(Element box annotations)
>> START

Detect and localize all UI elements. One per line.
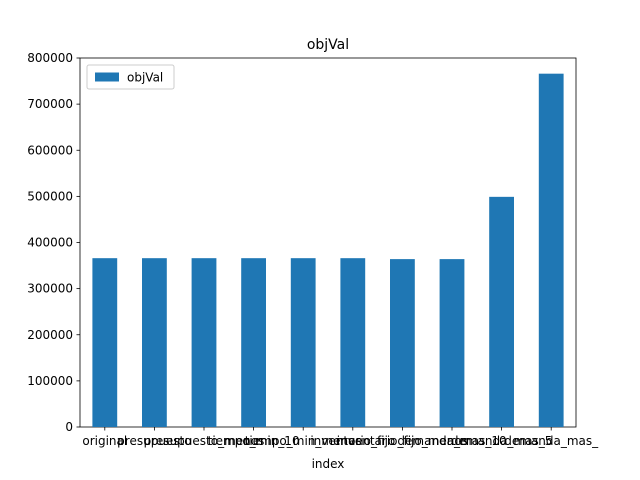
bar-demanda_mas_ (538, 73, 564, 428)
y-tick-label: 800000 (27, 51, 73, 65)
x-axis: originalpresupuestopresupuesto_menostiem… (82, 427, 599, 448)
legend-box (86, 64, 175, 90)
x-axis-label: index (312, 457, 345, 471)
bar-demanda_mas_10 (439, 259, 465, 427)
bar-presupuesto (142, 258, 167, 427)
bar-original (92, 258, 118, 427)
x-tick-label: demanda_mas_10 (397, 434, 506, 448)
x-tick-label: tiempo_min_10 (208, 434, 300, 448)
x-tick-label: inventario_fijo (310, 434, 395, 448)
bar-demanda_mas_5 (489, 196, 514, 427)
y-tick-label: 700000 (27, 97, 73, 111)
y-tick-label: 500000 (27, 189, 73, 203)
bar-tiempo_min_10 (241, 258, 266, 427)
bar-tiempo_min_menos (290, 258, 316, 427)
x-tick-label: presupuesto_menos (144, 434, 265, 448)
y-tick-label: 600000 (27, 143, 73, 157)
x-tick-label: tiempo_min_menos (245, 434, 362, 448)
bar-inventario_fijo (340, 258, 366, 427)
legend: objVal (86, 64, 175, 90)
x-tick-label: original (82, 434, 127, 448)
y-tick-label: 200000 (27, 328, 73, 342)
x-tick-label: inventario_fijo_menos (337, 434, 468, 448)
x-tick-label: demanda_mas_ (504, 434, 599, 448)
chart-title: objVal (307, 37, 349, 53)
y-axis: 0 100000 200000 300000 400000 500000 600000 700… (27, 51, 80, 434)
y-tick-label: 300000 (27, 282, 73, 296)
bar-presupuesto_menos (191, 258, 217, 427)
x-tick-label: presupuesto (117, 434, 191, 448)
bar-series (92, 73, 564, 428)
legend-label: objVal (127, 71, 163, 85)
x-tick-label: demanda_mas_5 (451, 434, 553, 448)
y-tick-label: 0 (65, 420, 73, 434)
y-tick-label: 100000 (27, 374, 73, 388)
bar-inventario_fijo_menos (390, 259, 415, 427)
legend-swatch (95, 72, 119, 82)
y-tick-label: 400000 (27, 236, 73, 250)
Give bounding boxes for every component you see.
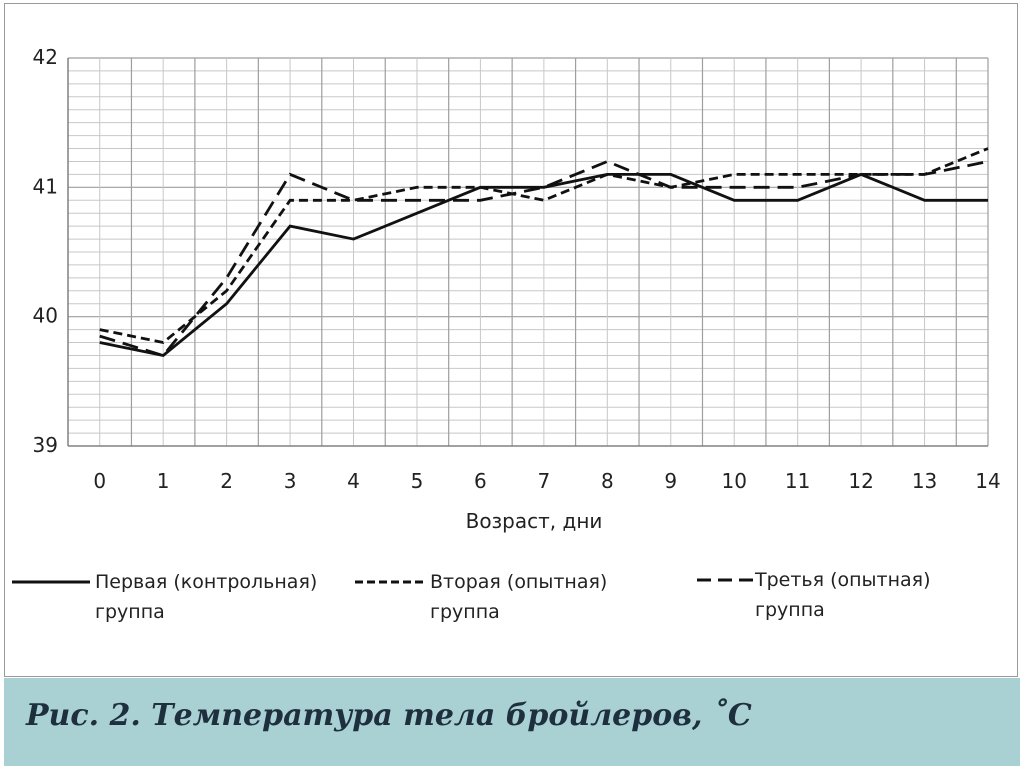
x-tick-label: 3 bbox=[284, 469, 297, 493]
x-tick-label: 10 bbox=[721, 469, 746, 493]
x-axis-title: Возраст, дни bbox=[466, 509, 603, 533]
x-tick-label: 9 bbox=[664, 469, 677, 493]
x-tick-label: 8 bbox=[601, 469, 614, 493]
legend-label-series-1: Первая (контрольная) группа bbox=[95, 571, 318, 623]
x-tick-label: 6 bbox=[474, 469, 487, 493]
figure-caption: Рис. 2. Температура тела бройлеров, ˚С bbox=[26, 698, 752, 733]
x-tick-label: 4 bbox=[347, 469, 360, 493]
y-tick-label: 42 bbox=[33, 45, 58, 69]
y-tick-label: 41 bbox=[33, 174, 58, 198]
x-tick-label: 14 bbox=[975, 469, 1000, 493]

>> END

Rewrite all the rows with "x-tick-label" swapped for "x-tick-text" everywhere it occurs, leaving everything else unchanged. Omit the picture lines from your answer.

Detect and localize all UI elements. One per line.
bar-demanda_mas_ (538, 73, 564, 428)
y-tick-label: 800000 (27, 51, 73, 65)
x-axis: originalpresupuestopresupuesto_menostiem… (82, 427, 599, 448)
legend-box (86, 64, 175, 90)
x-axis-label: index (312, 457, 345, 471)
bar-demanda_mas_10 (439, 259, 465, 427)
bar-presupuesto (142, 258, 167, 427)
bar-original (92, 258, 118, 427)
x-tick-text: demanda_mas_10 (397, 434, 506, 448)
x-tick-text: tiempo_min_10 (208, 434, 300, 448)
x-tick-text: inventario_fijo (310, 434, 395, 448)
bar-demanda_mas_5 (489, 196, 514, 427)
y-tick-label: 700000 (27, 97, 73, 111)
y-tick-label: 500000 (27, 189, 73, 203)
bar-tiempo_min_10 (241, 258, 266, 427)
bar-tiempo_min_menos (290, 258, 316, 427)
x-tick-text: presupuesto_menos (144, 434, 265, 448)
y-tick-label: 600000 (27, 143, 73, 157)
x-tick-text: tiempo_min_menos (245, 434, 362, 448)
bar-inventario_fijo (340, 258, 366, 427)
legend: objVal (86, 64, 175, 90)
x-tick-text: original (82, 434, 127, 448)
y-tick-label: 200000 (27, 328, 73, 342)
x-tick-text: inventario_fijo_menos (337, 434, 468, 448)
x-tick-text: demanda_mas_ (504, 434, 599, 448)
chart-title: objVal (307, 37, 349, 53)
y-axis: 0 100000 200000 300000 400000 500000 600000 700… (27, 51, 80, 434)
y-tick-label: 300000 (27, 282, 73, 296)
bar-presupuesto_menos (191, 258, 217, 427)
x-tick-text: presupuesto (117, 434, 191, 448)
bar-series (92, 73, 564, 428)
legend-label: objVal (127, 71, 163, 85)
x-tick-text: demanda_mas_5 (451, 434, 553, 448)
y-tick-label: 0 (65, 420, 73, 434)
y-tick-label: 100000 (27, 374, 73, 388)
bar-inventario_fijo_menos (390, 259, 415, 427)
legend-swatch (95, 72, 119, 82)
y-tick-label: 400000 (27, 236, 73, 250)
Give bounding boxes for every component you see.
x-tick-text: 3 bbox=[284, 469, 297, 493]
x-tick-text: 10 bbox=[721, 469, 746, 493]
x-axis-title: Возраст, дни bbox=[466, 509, 603, 533]
x-tick-text: 9 bbox=[664, 469, 677, 493]
x-tick-text: 8 bbox=[601, 469, 614, 493]
legend-label-series-1: Первая (контрольная) группа bbox=[95, 571, 318, 623]
x-tick-text: 6 bbox=[474, 469, 487, 493]
figure-caption: Рис. 2. Температура тела бройлеров, ˚С bbox=[26, 698, 752, 733]
x-tick-text: 4 bbox=[347, 469, 360, 493]
y-tick-label: 42 bbox=[33, 45, 58, 69]
y-tick-label: 41 bbox=[33, 174, 58, 198]
x-tick-text: 14 bbox=[975, 469, 1000, 493]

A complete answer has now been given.